Exercise: Collect all the lines that mention the word "JSON".
***** Material for this exercise
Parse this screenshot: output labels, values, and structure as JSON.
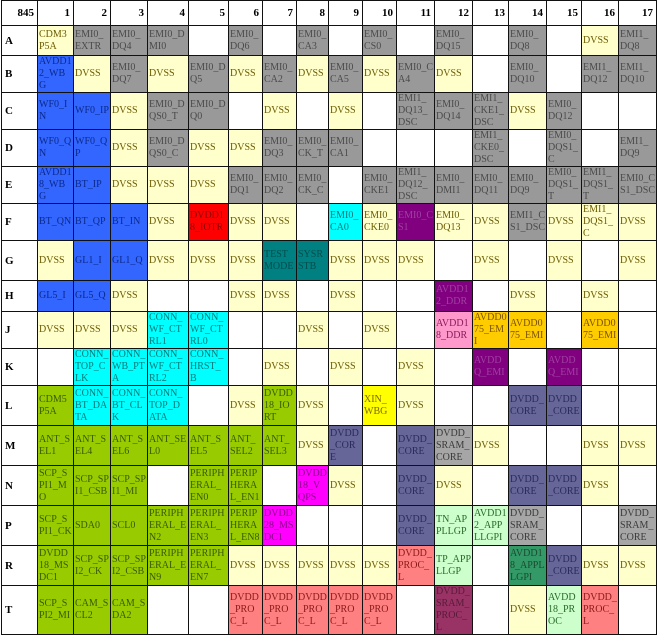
{
  "corner": "845",
  "columns": [
    "1",
    "2",
    "3",
    "4",
    "5",
    "6",
    "7",
    "8",
    "9",
    "10",
    "11",
    "12",
    "13",
    "14",
    "15",
    "16",
    "17"
  ],
  "colors": {
    "w": "#ffffff",
    "y": "#ffffcc",
    "g": "#999999",
    "g2": "#a6a6a6",
    "b": "#3366ff",
    "r": "#ff0000",
    "c": "#00ffff",
    "t": "#008080",
    "p": "#800080",
    "k": "#ff99cc",
    "o": "#ffcc00",
    "l": "#99cc00",
    "s": "#666699",
    "m": "#ff00ff",
    "e": "#ccffcc",
    "d": "#339966",
    "a": "#ff8080",
    "n": "#993366",
    "x": "#ffff00"
  },
  "rows": [
    {
      "label": "A",
      "cells": [
        [
          "CDM3P5A",
          "y"
        ],
        [
          "EMI0_EXTR",
          "g"
        ],
        [
          "EMI0_DQ4",
          "g"
        ],
        [
          "EMI0_DMI0",
          "g"
        ],
        [
          "",
          "w"
        ],
        [
          "EMI0_DQ6",
          "g"
        ],
        [
          "",
          "w"
        ],
        [
          "EMI0_CA3",
          "g"
        ],
        [
          "",
          "w"
        ],
        [
          "EMI0_CS0",
          "g"
        ],
        [
          "",
          "w"
        ],
        [
          "EMI0_DQ15",
          "g"
        ],
        [
          "",
          "w"
        ],
        [
          "EMI0_DQ8",
          "g"
        ],
        [
          "",
          "w"
        ],
        [
          "DVSS",
          "y"
        ],
        [
          "EMI1_DQ8",
          "g"
        ]
      ]
    },
    {
      "label": "B",
      "cells": [
        [
          "AVDD12_WBG",
          "b"
        ],
        [
          "DVSS",
          "y"
        ],
        [
          "EMI0_DQ7",
          "g"
        ],
        [
          "DVSS",
          "y"
        ],
        [
          "EMI0_DQ5",
          "g"
        ],
        [
          "DVSS",
          "y"
        ],
        [
          "EMI0_CA2",
          "g"
        ],
        [
          "DVSS",
          "y"
        ],
        [
          "EMI0_CA5",
          "g"
        ],
        [
          "DVSS",
          "y"
        ],
        [
          "EMI0_CA4",
          "g"
        ],
        [
          "DVSS",
          "y"
        ],
        [
          "",
          "w"
        ],
        [
          "EMI0_DQ10",
          "g"
        ],
        [
          "",
          "w"
        ],
        [
          "EMI1_DQ12",
          "g"
        ],
        [
          "EMI1_DQ10",
          "g"
        ]
      ]
    },
    {
      "label": "C",
      "cells": [
        [
          "WF0_IN",
          "b"
        ],
        [
          "WF0_IP",
          "b"
        ],
        [
          "DVSS",
          "y"
        ],
        [
          "EMI0_DQS0_T",
          "g"
        ],
        [
          "EMI0_DQ0",
          "g"
        ],
        [
          "",
          "w"
        ],
        [
          "DVSS",
          "y"
        ],
        [
          "",
          "w"
        ],
        [
          "DVSS",
          "y"
        ],
        [
          "",
          "w"
        ],
        [
          "EMI1_DQ13_DSC",
          "g"
        ],
        [
          "EMI0_DQ14",
          "g"
        ],
        [
          "EMI1_CKE1_DSC",
          "g"
        ],
        [
          "DVSS",
          "y"
        ],
        [
          "EMI0_DQ12",
          "g"
        ],
        [
          "",
          "w"
        ],
        [
          "",
          "w"
        ]
      ]
    },
    {
      "label": "D",
      "cells": [
        [
          "WF0_QN",
          "b"
        ],
        [
          "WF0_QP",
          "b"
        ],
        [
          "DVSS",
          "y"
        ],
        [
          "EMI0_DQS0_C",
          "g"
        ],
        [
          "DVSS",
          "y"
        ],
        [
          "DVSS",
          "y"
        ],
        [
          "EMI0_DQ3",
          "g"
        ],
        [
          "EMI0_CK_T",
          "g"
        ],
        [
          "EMI0_CA1",
          "g"
        ],
        [
          "",
          "w"
        ],
        [
          "",
          "w"
        ],
        [
          "",
          "w"
        ],
        [
          "EMI1_CKE0_DSC",
          "g"
        ],
        [
          "",
          "w"
        ],
        [
          "EMI0_DQS1_C",
          "g"
        ],
        [
          "",
          "w"
        ],
        [
          "EMI1_DQ9",
          "g"
        ]
      ]
    },
    {
      "label": "E",
      "cells": [
        [
          "AVDD18_WBG",
          "b"
        ],
        [
          "BT_IP",
          "b"
        ],
        [
          "DVSS",
          "y"
        ],
        [
          "DVSS",
          "y"
        ],
        [
          "DVSS",
          "y"
        ],
        [
          "EMI0_DQ1",
          "g"
        ],
        [
          "EMI0_DQ2",
          "g"
        ],
        [
          "EMI0_CK_C",
          "g"
        ],
        [
          "",
          "w"
        ],
        [
          "EMI0_CKE1",
          "g"
        ],
        [
          "EMI1_DQ12_DSC",
          "g"
        ],
        [
          "EMI0_DMI1",
          "g"
        ],
        [
          "EMI0_DQ11",
          "g"
        ],
        [
          "EMI0_DQ9",
          "g"
        ],
        [
          "EMI0_DQS1_T",
          "g"
        ],
        [
          "EMI1_DQS1_T",
          "g"
        ],
        [
          "EMI0_CS1_DSC",
          "g"
        ]
      ]
    },
    {
      "label": "F",
      "cells": [
        [
          "BT_QN",
          "b"
        ],
        [
          "BT_QP",
          "b"
        ],
        [
          "BT_IN",
          "b"
        ],
        [
          "DVSS",
          "y"
        ],
        [
          "DVDD18_IOTR",
          "r"
        ],
        [
          "DVSS",
          "y"
        ],
        [
          "DVSS",
          "y"
        ],
        [
          "",
          "w"
        ],
        [
          "EMI0_CA0",
          "c"
        ],
        [
          "EMI0_CKE0",
          "y"
        ],
        [
          "EMI0_CS1",
          "p"
        ],
        [
          "EMI0_DQ13",
          "y"
        ],
        [
          "DVSS",
          "y"
        ],
        [
          "EMI1_CS1_DSC",
          "g"
        ],
        [
          "DVSS",
          "y"
        ],
        [
          "EMI1_DQS1_C",
          "y"
        ],
        [
          "DVSS",
          "y"
        ]
      ]
    },
    {
      "label": "G",
      "cells": [
        [
          "DVSS",
          "y"
        ],
        [
          "GL1_I",
          "b"
        ],
        [
          "GL1_Q",
          "b"
        ],
        [
          "DVSS",
          "y"
        ],
        [
          "DVSS",
          "y"
        ],
        [
          "DVSS",
          "y"
        ],
        [
          "TESTMODE",
          "t"
        ],
        [
          "SYSRSTB",
          "t"
        ],
        [
          "DVSS",
          "y"
        ],
        [
          "DVSS",
          "y"
        ],
        [
          "DVSS",
          "y"
        ],
        [
          "",
          "w"
        ],
        [
          "DVSS",
          "y"
        ],
        [
          "",
          "w"
        ],
        [
          "DVSS",
          "y"
        ],
        [
          "",
          "w"
        ],
        [
          "DVSS",
          "y"
        ]
      ]
    },
    {
      "label": "H",
      "cells": [
        [
          "GL5_I",
          "b"
        ],
        [
          "GL5_Q",
          "b"
        ],
        [
          "DVSS",
          "y"
        ],
        [
          "",
          "w"
        ],
        [
          "",
          "w"
        ],
        [
          "DVSS",
          "y"
        ],
        [
          "DVSS",
          "y"
        ],
        [
          "",
          "w"
        ],
        [
          "DVSS",
          "y"
        ],
        [
          "",
          "w"
        ],
        [
          "",
          "w"
        ],
        [
          "AVDD12_DDR",
          "p"
        ],
        [
          "",
          "w"
        ],
        [
          "DVSS",
          "y"
        ],
        [
          "",
          "w"
        ],
        [
          "DVSS",
          "y"
        ],
        [
          "",
          "w"
        ]
      ]
    },
    {
      "label": "J",
      "cells": [
        [
          "DVSS",
          "y"
        ],
        [
          "DVSS",
          "y"
        ],
        [
          "DVSS",
          "y"
        ],
        [
          "CONN_WF_CTRL1",
          "c"
        ],
        [
          "CONN_WF_CTRL0",
          "c"
        ],
        [
          "",
          "w"
        ],
        [
          "",
          "w"
        ],
        [
          "DVSS",
          "y"
        ],
        [
          "",
          "w"
        ],
        [
          "DVSS",
          "y"
        ],
        [
          "",
          "w"
        ],
        [
          "AVDD18_DDR",
          "k"
        ],
        [
          "AVDD075_EMI",
          "o"
        ],
        [
          "AVDD075_EMI",
          "o"
        ],
        [
          "",
          "w"
        ],
        [
          "AVDD075_EMI",
          "o"
        ],
        [
          "",
          "w"
        ]
      ]
    },
    {
      "label": "K",
      "cells": [
        [
          "",
          "w"
        ],
        [
          "CONN_TOP_CLK",
          "c"
        ],
        [
          "CONN_WB_PTA",
          "c"
        ],
        [
          "CONN_WF_CTRL2",
          "c"
        ],
        [
          "CONN_HRST_B",
          "c"
        ],
        [
          "",
          "w"
        ],
        [
          "DVSS",
          "y"
        ],
        [
          "",
          "w"
        ],
        [
          "DVSS",
          "y"
        ],
        [
          "",
          "w"
        ],
        [
          "DVSS",
          "y"
        ],
        [
          "",
          "w"
        ],
        [
          "AVDDQ_EMI",
          "p"
        ],
        [
          "",
          "w"
        ],
        [
          "AVDDQ_EMI",
          "p"
        ],
        [
          "",
          "w"
        ],
        [
          "",
          "w"
        ]
      ]
    },
    {
      "label": "L",
      "cells": [
        [
          "CDM5P5A",
          "l"
        ],
        [
          "CONN_BT_DATA",
          "c"
        ],
        [
          "CONN_BT_CLK",
          "c"
        ],
        [
          "CONN_TOP_DATA",
          "c"
        ],
        [
          "",
          "w"
        ],
        [
          "DVSS",
          "y"
        ],
        [
          "DVDD18_IORT",
          "l"
        ],
        [
          "DVSS",
          "y"
        ],
        [
          "",
          "w"
        ],
        [
          "XIN_WBG",
          "x"
        ],
        [
          "DVSS",
          "y"
        ],
        [
          "",
          "w"
        ],
        [
          "",
          "w"
        ],
        [
          "DVDD_CORE",
          "s"
        ],
        [
          "DVDD_CORE",
          "s"
        ],
        [
          "",
          "w"
        ],
        [
          "",
          "w"
        ]
      ]
    },
    {
      "label": "M",
      "cells": [
        [
          "ANT_SEL1",
          "l"
        ],
        [
          "ANT_SEL4",
          "l"
        ],
        [
          "ANT_SEL6",
          "l"
        ],
        [
          "ANT_SEL0",
          "l"
        ],
        [
          "ANT_SEL5",
          "l"
        ],
        [
          "ANT_SEL2",
          "l"
        ],
        [
          "ANT_SEL3",
          "l"
        ],
        [
          "DVSS",
          "y"
        ],
        [
          "DVDD_CORE",
          "s"
        ],
        [
          "",
          "w"
        ],
        [
          "DVDD_CORE",
          "s"
        ],
        [
          "DVDD_SRAM_CORE",
          "g2"
        ],
        [
          "DVSS",
          "y"
        ],
        [
          "",
          "w"
        ],
        [
          "",
          "w"
        ],
        [
          "DVSS",
          "y"
        ],
        [
          "DVSS",
          "y"
        ]
      ]
    },
    {
      "label": "N",
      "cells": [
        [
          "SCP_SPI1_MO",
          "l"
        ],
        [
          "SCP_SPI1_CSB",
          "l"
        ],
        [
          "SCP_SPI1_MI",
          "l"
        ],
        [
          "",
          "w"
        ],
        [
          "PERIPHERAL_EN0",
          "l"
        ],
        [
          "PERIPHERAL_EN1",
          "l"
        ],
        [
          "",
          "w"
        ],
        [
          "DVDD18_VQPS",
          "m"
        ],
        [
          "DVSS",
          "y"
        ],
        [
          "",
          "w"
        ],
        [
          "DVDD_CORE",
          "s"
        ],
        [
          "DVSS",
          "y"
        ],
        [
          "",
          "w"
        ],
        [
          "DVDD_CORE",
          "s"
        ],
        [
          "DVDD_CORE",
          "s"
        ],
        [
          "DVSS",
          "y"
        ],
        [
          "",
          "w"
        ]
      ]
    },
    {
      "label": "P",
      "cells": [
        [
          "SCP_SPI1_CK",
          "l"
        ],
        [
          "SDA0",
          "l"
        ],
        [
          "SCL0",
          "l"
        ],
        [
          "PERIPHERAL_EN2",
          "l"
        ],
        [
          "PERIPHERAL_EN3",
          "l"
        ],
        [
          "PERIPHERAL_EN8",
          "l"
        ],
        [
          "DVDD28_MSDC1",
          "m"
        ],
        [
          "",
          "w"
        ],
        [
          "",
          "w"
        ],
        [
          "",
          "w"
        ],
        [
          "DVDD_CORE",
          "s"
        ],
        [
          "TN_APPLLGP",
          "e"
        ],
        [
          "AVDD12_APPLLGPI",
          "e"
        ],
        [
          "DVDD_SRAM_CORE",
          "g2"
        ],
        [
          "",
          "w"
        ],
        [
          "",
          "w"
        ],
        [
          "DVDD_SRAM_CORE",
          "g2"
        ]
      ]
    },
    {
      "label": "R",
      "cells": [
        [
          "DVDD18_MSDC1",
          "l"
        ],
        [
          "SCP_SPI2_CK",
          "l"
        ],
        [
          "SCP_SPI2_CSB",
          "l"
        ],
        [
          "PERIPHERAL_EN9",
          "l"
        ],
        [
          "PERIPHERAL_EN7",
          "l"
        ],
        [
          "DVSS",
          "y"
        ],
        [
          "DVSS",
          "y"
        ],
        [
          "DVSS",
          "y"
        ],
        [
          "DVSS",
          "y"
        ],
        [
          "DVSS",
          "y"
        ],
        [
          "DVDD_PROC_L",
          "a"
        ],
        [
          "TP_APPLLGP",
          "e"
        ],
        [
          "",
          "w"
        ],
        [
          "AVDD18_APPLLGPI",
          "d"
        ],
        [
          "DVDD_CORE",
          "s"
        ],
        [
          "DVSS",
          "y"
        ],
        [
          "DVSS",
          "y"
        ]
      ]
    },
    {
      "label": "T",
      "cells": [
        [
          "SCP_SPI2_MI",
          "l"
        ],
        [
          "CAM_SCL2",
          "l"
        ],
        [
          "CAM_SDA2",
          "l"
        ],
        [
          "",
          "w"
        ],
        [
          "",
          "w"
        ],
        [
          "DVDD_PROC_L",
          "a"
        ],
        [
          "DVDD_PROC_L",
          "a"
        ],
        [
          "DVDD_PROC_L",
          "a"
        ],
        [
          "DVDD_PROC_L",
          "a"
        ],
        [
          "DVDD_PROC_L",
          "a"
        ],
        [
          "",
          "w"
        ],
        [
          "DVDD_SRAM_PROC_L",
          "n"
        ],
        [
          "",
          "w"
        ],
        [
          "DVSS",
          "y"
        ],
        [
          "AVDD18_PROC",
          "e"
        ],
        [
          "DVDD_PROC_L",
          "a"
        ],
        [
          "",
          "w"
        ]
      ]
    }
  ]
}
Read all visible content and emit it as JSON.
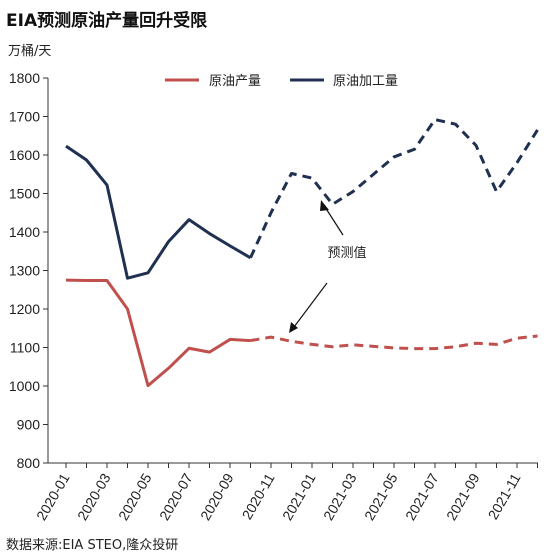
**********
Solution to the exercise:
Parse this screenshot: output labels, values, and structure as JSON.
Read all visible content and emit it as JSON.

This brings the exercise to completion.